__Task instructions__: Gather the lines that hold the string "true".

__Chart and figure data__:
━━━━━━━━
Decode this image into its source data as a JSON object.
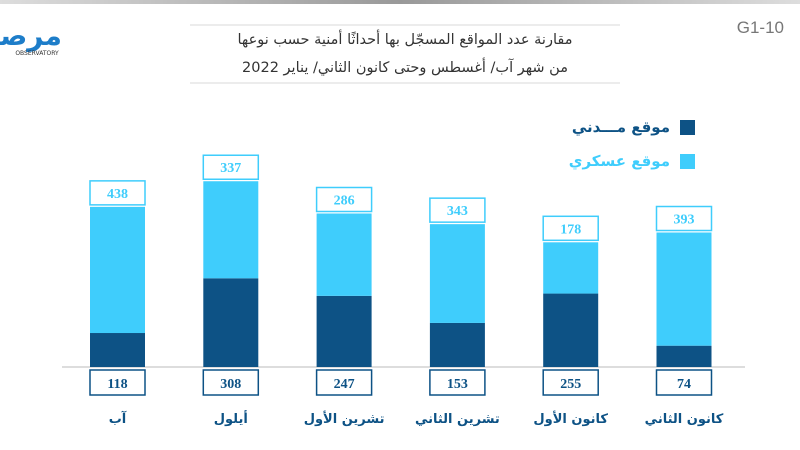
{
  "code": "G1-10",
  "logo": {
    "text": "مرصد",
    "subtitle": "OBSERVATORY"
  },
  "chart_data": {
    "type": "bar",
    "stacked": true,
    "title": "مقارنة عدد المواقع المسجّل بها أحداثًا أمنية حسب نوعها",
    "subtitle": "من شهر آب/ أغسطس وحتى كانون الثاني/ يناير 2022",
    "categories": [
      "آب",
      "أيلول",
      "تشرين الأول",
      "تشرين الثاني",
      "كانون الأول",
      "كانون الثاني"
    ],
    "series": [
      {
        "name": "موقع مـــدني",
        "color": "#0d5285",
        "values": [
          118,
          308,
          247,
          153,
          255,
          74
        ]
      },
      {
        "name": "موقع عسكري",
        "color": "#3fcdfc",
        "values": [
          438,
          337,
          286,
          343,
          178,
          393
        ]
      }
    ],
    "legend": "top-right",
    "grid": false
  }
}
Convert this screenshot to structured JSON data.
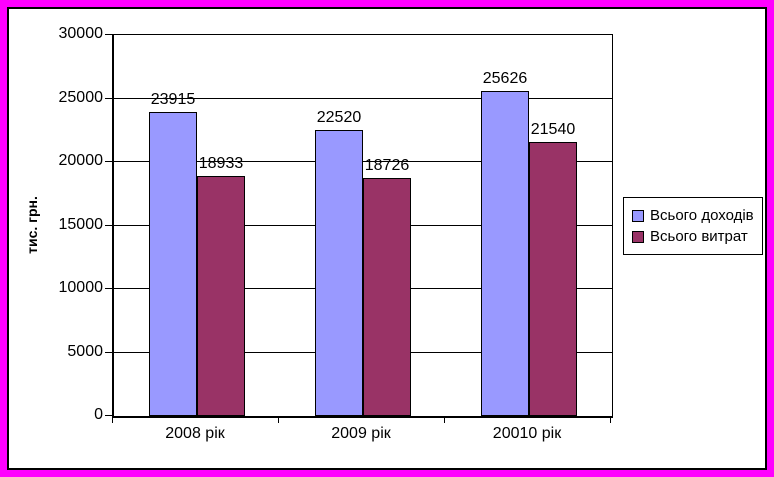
{
  "frame": {
    "border_color": "#FF00FF",
    "background_color": "#FFFFFF",
    "axis_color": "#000000"
  },
  "chart_data": {
    "type": "bar",
    "title": "",
    "ylabel": "тис. грн.",
    "xlabel": "",
    "categories": [
      "2008 рік",
      "2009 рік",
      "20010 рік"
    ],
    "series": [
      {
        "name": "Всього доходів",
        "color": "#9999FF",
        "values": [
          23915,
          22520,
          25626
        ]
      },
      {
        "name": "Всього витрат",
        "color": "#993366",
        "values": [
          18933,
          18726,
          21540
        ]
      }
    ],
    "ylim": [
      0,
      30000
    ],
    "yticks": [
      0,
      5000,
      10000,
      15000,
      20000,
      25000,
      30000
    ],
    "grid": true,
    "data_labels": true,
    "legend_position": "right"
  }
}
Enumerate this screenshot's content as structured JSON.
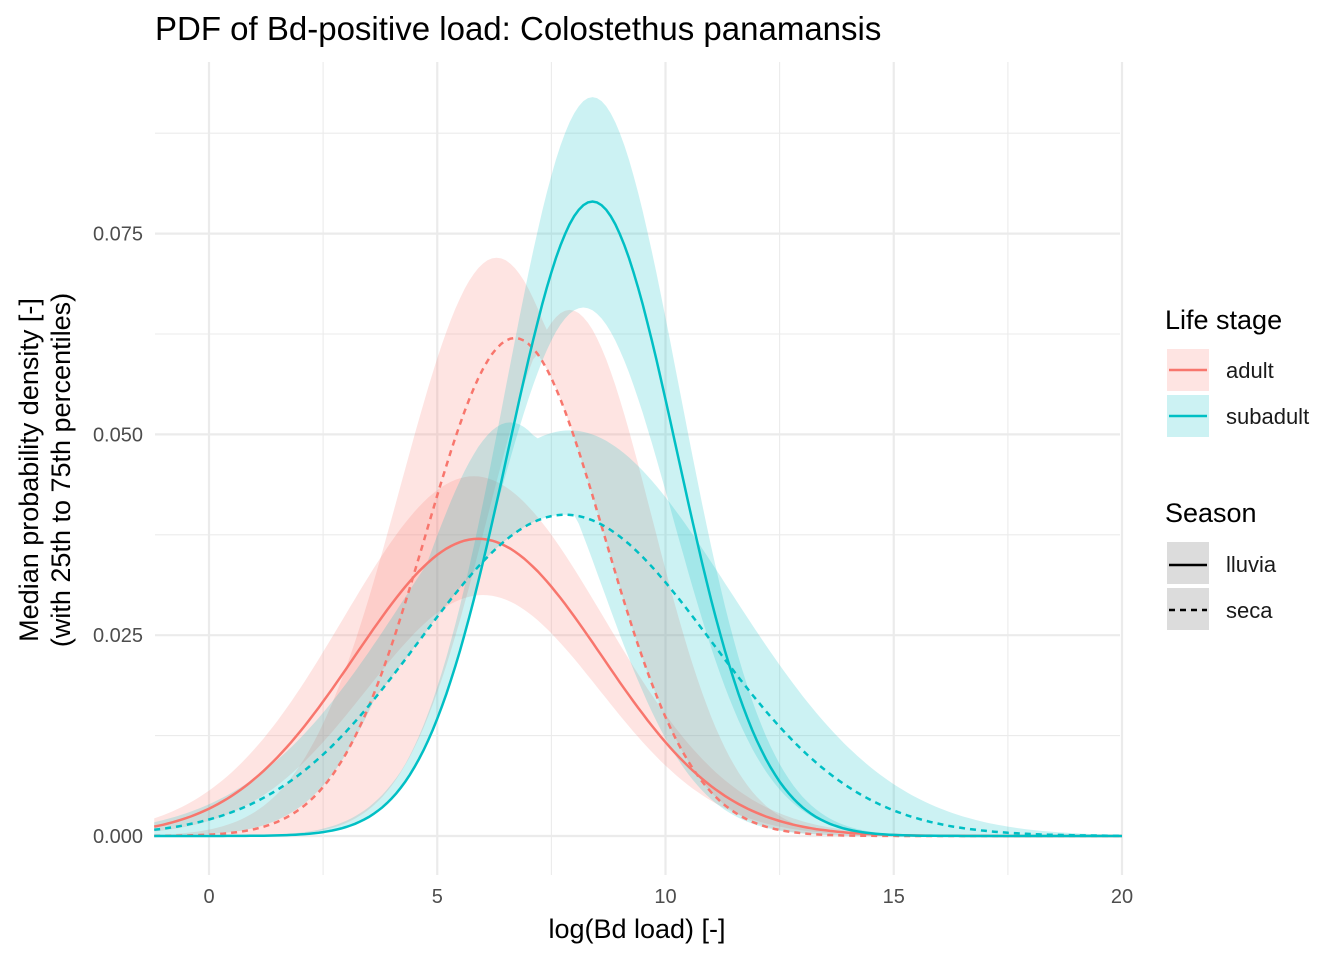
{
  "chart_data": {
    "type": "line",
    "title": "PDF of Bd-positive load: Colostethus panamansis",
    "xlabel": "log(Bd load) [-]",
    "ylabel_line1": "Median probability density [-]",
    "ylabel_line2": "(with 25th to 75th percentiles)",
    "xlim": [
      -1.2,
      20
    ],
    "ylim": [
      -0.004,
      0.096
    ],
    "x_ticks": [
      0,
      5,
      10,
      15,
      20
    ],
    "x_tick_labels": [
      "0",
      "5",
      "10",
      "15",
      "20"
    ],
    "y_ticks": [
      0,
      0.025,
      0.05,
      0.075
    ],
    "y_tick_labels": [
      "0.000",
      "0.025",
      "0.050",
      "0.075"
    ],
    "grid": true,
    "legend_placement": "right",
    "legends": {
      "life_stage": {
        "title": "Life stage",
        "entries": [
          {
            "label": "adult",
            "color": "#F8766D"
          },
          {
            "label": "subadult",
            "color": "#00BFC4"
          }
        ]
      },
      "season": {
        "title": "Season",
        "entries": [
          {
            "label": "lluvia",
            "linetype": "solid"
          },
          {
            "label": "seca",
            "linetype": "dashed"
          }
        ]
      }
    },
    "series": [
      {
        "life_stage": "adult",
        "season": "lluvia",
        "color": "#F8766D",
        "linetype": "solid",
        "median": {
          "mu": 5.9,
          "sigma": 2.7,
          "peak": 0.037
        },
        "band_lower": {
          "mu": 6.0,
          "sigma": 2.55,
          "peak": 0.03
        },
        "band_upper": {
          "mu": 5.8,
          "sigma": 2.85,
          "peak": 0.0448
        }
      },
      {
        "life_stage": "adult",
        "season": "seca",
        "color": "#F8766D",
        "linetype": "dashed",
        "median": {
          "mu": 6.7,
          "sigma": 1.95,
          "peak": 0.062
        },
        "band_lower": {
          "mu": 7.9,
          "sigma": 1.8,
          "peak": 0.0655
        },
        "band_upper": {
          "mu": 6.3,
          "sigma": 2.1,
          "peak": 0.072
        }
      },
      {
        "life_stage": "subadult",
        "season": "lluvia",
        "color": "#00BFC4",
        "linetype": "solid",
        "median": {
          "mu": 8.4,
          "sigma": 1.85,
          "peak": 0.079
        },
        "band_lower": {
          "mu": 8.2,
          "sigma": 1.95,
          "peak": 0.0658
        },
        "band_upper": {
          "mu": 8.4,
          "sigma": 1.9,
          "peak": 0.092
        }
      },
      {
        "life_stage": "subadult",
        "season": "seca",
        "color": "#00BFC4",
        "linetype": "dashed",
        "median": {
          "mu": 7.8,
          "sigma": 3.2,
          "peak": 0.04
        },
        "band_lower": {
          "mu": 6.6,
          "sigma": 2.0,
          "peak": 0.0515
        },
        "band_upper": {
          "mu": 7.9,
          "sigma": 3.5,
          "peak": 0.0505
        }
      }
    ]
  }
}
━━━━━━━━
__Solution to the problem__:
    "stacked": true,
    "grid": true,
    "data_labels": true,
    "grid": true,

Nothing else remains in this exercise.